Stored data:
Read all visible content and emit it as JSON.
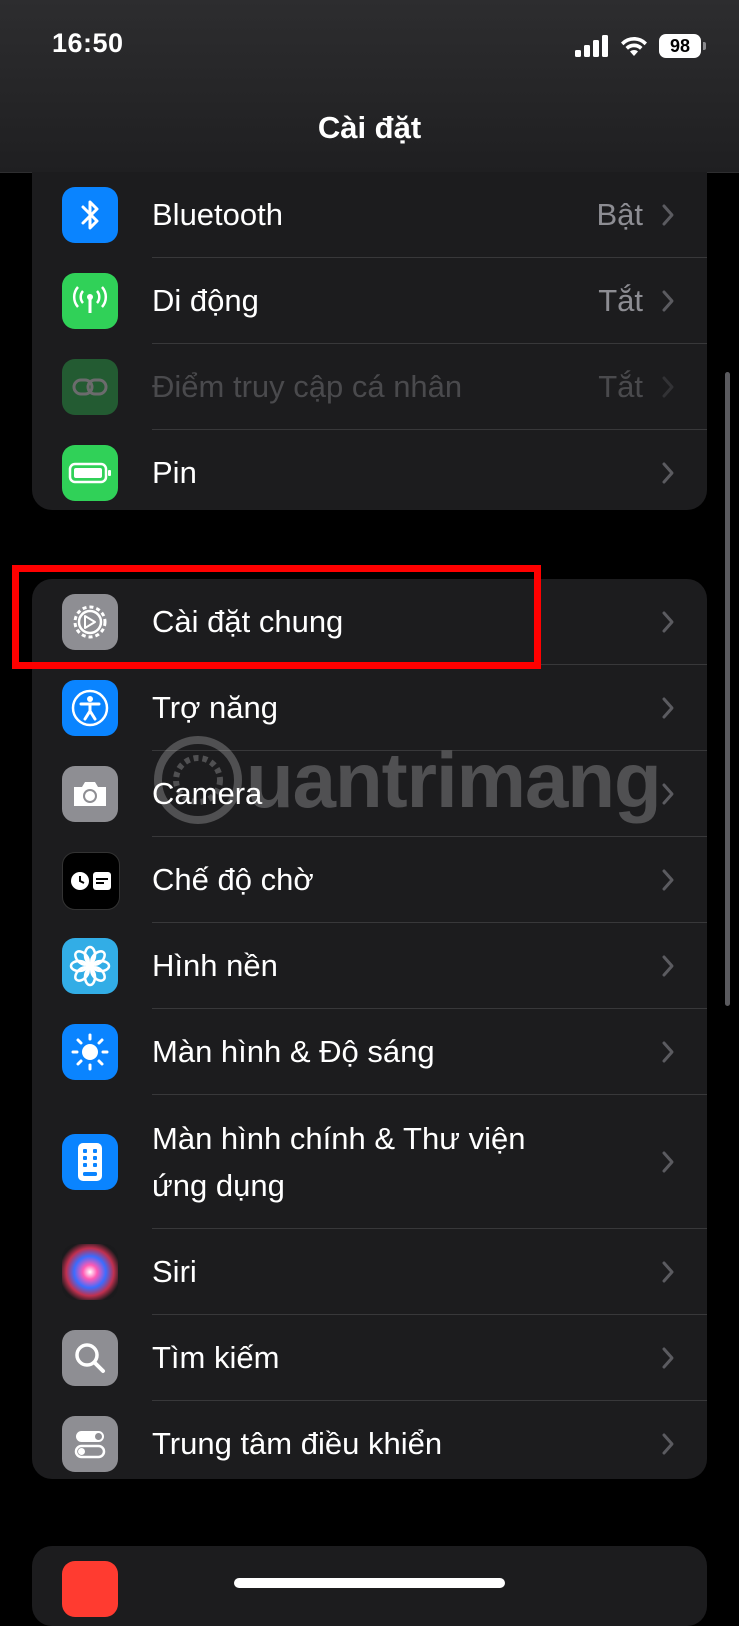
{
  "status_bar": {
    "time": "16:50",
    "battery_level": "98"
  },
  "nav": {
    "title": "Cài đặt"
  },
  "groups": [
    {
      "items": [
        {
          "label": "Bluetooth",
          "value": "Bật",
          "icon": "bluetooth-icon",
          "icon_color": "#0a84ff"
        },
        {
          "label": "Di động",
          "value": "Tắt",
          "icon": "cellular-antenna-icon",
          "icon_color": "#30d158"
        },
        {
          "label": "Điểm truy cập cá nhân",
          "value": "Tắt",
          "icon": "hotspot-link-icon",
          "icon_color": "#30d158",
          "disabled": true
        },
        {
          "label": "Pin",
          "value": "",
          "icon": "battery-icon",
          "icon_color": "#30d158"
        }
      ]
    },
    {
      "items": [
        {
          "label": "Cài đặt chung",
          "icon": "gear-icon",
          "icon_color": "#8e8e93",
          "highlighted": true
        },
        {
          "label": "Trợ năng",
          "icon": "accessibility-icon",
          "icon_color": "#0a84ff"
        },
        {
          "label": "Camera",
          "icon": "camera-icon",
          "icon_color": "#8e8e93"
        },
        {
          "label": "Chế độ chờ",
          "icon": "standby-icon",
          "icon_color": "#000000"
        },
        {
          "label": "Hình nền",
          "icon": "wallpaper-flower-icon",
          "icon_color": "#32ade6"
        },
        {
          "label": "Màn hình & Độ sáng",
          "icon": "brightness-sun-icon",
          "icon_color": "#0a84ff"
        },
        {
          "label": "Màn hình chính & Thư viện ứng dụng",
          "icon": "home-screen-icon",
          "icon_color": "#0a84ff"
        },
        {
          "label": "Siri",
          "icon": "siri-icon",
          "icon_color": "#1c1c1e"
        },
        {
          "label": "Tìm kiếm",
          "icon": "search-icon",
          "icon_color": "#8e8e93"
        },
        {
          "label": "Trung tâm điều khiển",
          "icon": "control-center-toggles-icon",
          "icon_color": "#8e8e93"
        }
      ]
    }
  ],
  "watermark": {
    "text": "uantrimang"
  },
  "colors": {
    "background": "#000000",
    "cell": "#1c1c1e",
    "separator": "#38383a",
    "secondary_text": "#8d8d93",
    "highlight_box": "#ff0000"
  }
}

Stated exercise:
Transcribe every record above exactly as written, leaving out any pictures.

Output of the exercise:
Read all visible content and emit it as JSON.
{
  "status_bar": {
    "time": "16:50",
    "battery_level": "98"
  },
  "nav": {
    "title": "Cài đặt"
  },
  "groups": [
    {
      "items": [
        {
          "label": "Bluetooth",
          "value": "Bật",
          "icon": "bluetooth-icon",
          "icon_color": "#0a84ff"
        },
        {
          "label": "Di động",
          "value": "Tắt",
          "icon": "cellular-antenna-icon",
          "icon_color": "#30d158"
        },
        {
          "label": "Điểm truy cập cá nhân",
          "value": "Tắt",
          "icon": "hotspot-link-icon",
          "icon_color": "#30d158",
          "disabled": true
        },
        {
          "label": "Pin",
          "value": "",
          "icon": "battery-icon",
          "icon_color": "#30d158"
        }
      ]
    },
    {
      "items": [
        {
          "label": "Cài đặt chung",
          "icon": "gear-icon",
          "icon_color": "#8e8e93",
          "highlighted": true
        },
        {
          "label": "Trợ năng",
          "icon": "accessibility-icon",
          "icon_color": "#0a84ff"
        },
        {
          "label": "Camera",
          "icon": "camera-icon",
          "icon_color": "#8e8e93"
        },
        {
          "label": "Chế độ chờ",
          "icon": "standby-icon",
          "icon_color": "#000000"
        },
        {
          "label": "Hình nền",
          "icon": "wallpaper-flower-icon",
          "icon_color": "#32ade6"
        },
        {
          "label": "Màn hình & Độ sáng",
          "icon": "brightness-sun-icon",
          "icon_color": "#0a84ff"
        },
        {
          "label": "Màn hình chính & Thư viện ứng dụng",
          "icon": "home-screen-icon",
          "icon_color": "#0a84ff"
        },
        {
          "label": "Siri",
          "icon": "siri-icon",
          "icon_color": "#1c1c1e"
        },
        {
          "label": "Tìm kiếm",
          "icon": "search-icon",
          "icon_color": "#8e8e93"
        },
        {
          "label": "Trung tâm điều khiển",
          "icon": "control-center-toggles-icon",
          "icon_color": "#8e8e93"
        }
      ]
    }
  ],
  "watermark": {
    "text": "uantrimang"
  },
  "colors": {
    "background": "#000000",
    "cell": "#1c1c1e",
    "separator": "#38383a",
    "secondary_text": "#8d8d93",
    "highlight_box": "#ff0000"
  }
}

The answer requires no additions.